**What the task asks**
Go through the entries below and retype them exactly, omitting each picture.

**Entries supplied**
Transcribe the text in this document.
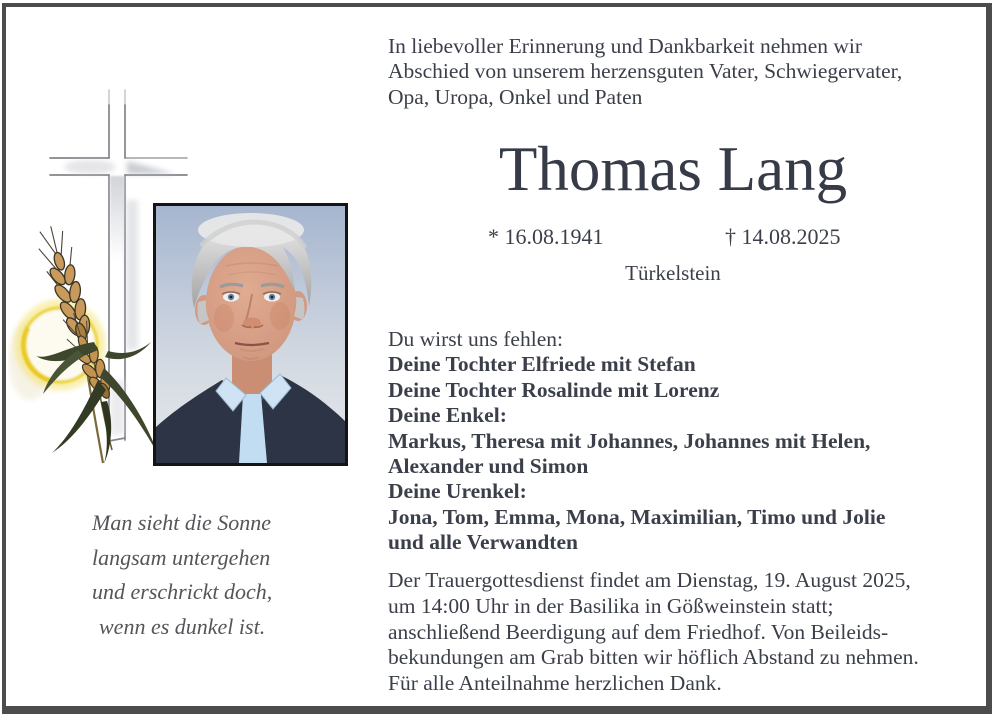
Man sieht die Sonne
langsam untergehen
und erschrickt doch,
wenn es dunkel ist.
In liebevoller Erinnerung und Dankbarkeit nehmen wir
Abschied von unserem herzensguten Vater, Schwiegervater,
Opa, Uropa, Onkel und Paten
Thomas Lang
* 16.08.1941	† 14.08.2025
Türkelstein
Du wirst uns fehlen:
Deine Tochter Elfriede mit Stefan
Deine Tochter Rosalinde mit Lorenz
Deine Enkel:
Markus, Theresa mit Johannes, Johannes mit Helen,
Alexander und Simon
Deine Urenkel:
Jona, Tom, Emma, Mona, Maximilian, Timo und Jolie
und alle Verwandten
Der Trauergottesdienst findet am Dienstag, 19. August 2025,
um 14:00 Uhr in der Basilika in Gößweinstein statt;
anschließend Beerdigung auf dem Friedhof. Von Beileids-
bekundungen am Grab bitten wir höflich Abstand zu nehmen.
Für alle Anteilnahme herzlichen Dank.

**Exercise output**
Transcribe the text in this document.
Man sieht die Sonne
langsam untergehen
und erschrickt doch,
wenn es dunkel ist.
In liebevoller Erinnerung und Dankbarkeit nehmen wir
Abschied von unserem herzensguten Vater, Schwiegervater,
Opa, Uropa, Onkel und Paten
Thomas Lang
* 16.08.1941	† 14.08.2025
Türkelstein
Du wirst uns fehlen:
Deine Tochter Elfriede mit Stefan
Deine Tochter Rosalinde mit Lorenz
Deine Enkel:
Markus, Theresa mit Johannes, Johannes mit Helen,
Alexander und Simon
Deine Urenkel:
Jona, Tom, Emma, Mona, Maximilian, Timo und Jolie
und alle Verwandten
Der Trauergottesdienst findet am Dienstag, 19. August 2025,
um 14:00 Uhr in der Basilika in Gößweinstein statt;
anschließend Beerdigung auf dem Friedhof. Von Beileids-
bekundungen am Grab bitten wir höflich Abstand zu nehmen.
Für alle Anteilnahme herzlichen Dank.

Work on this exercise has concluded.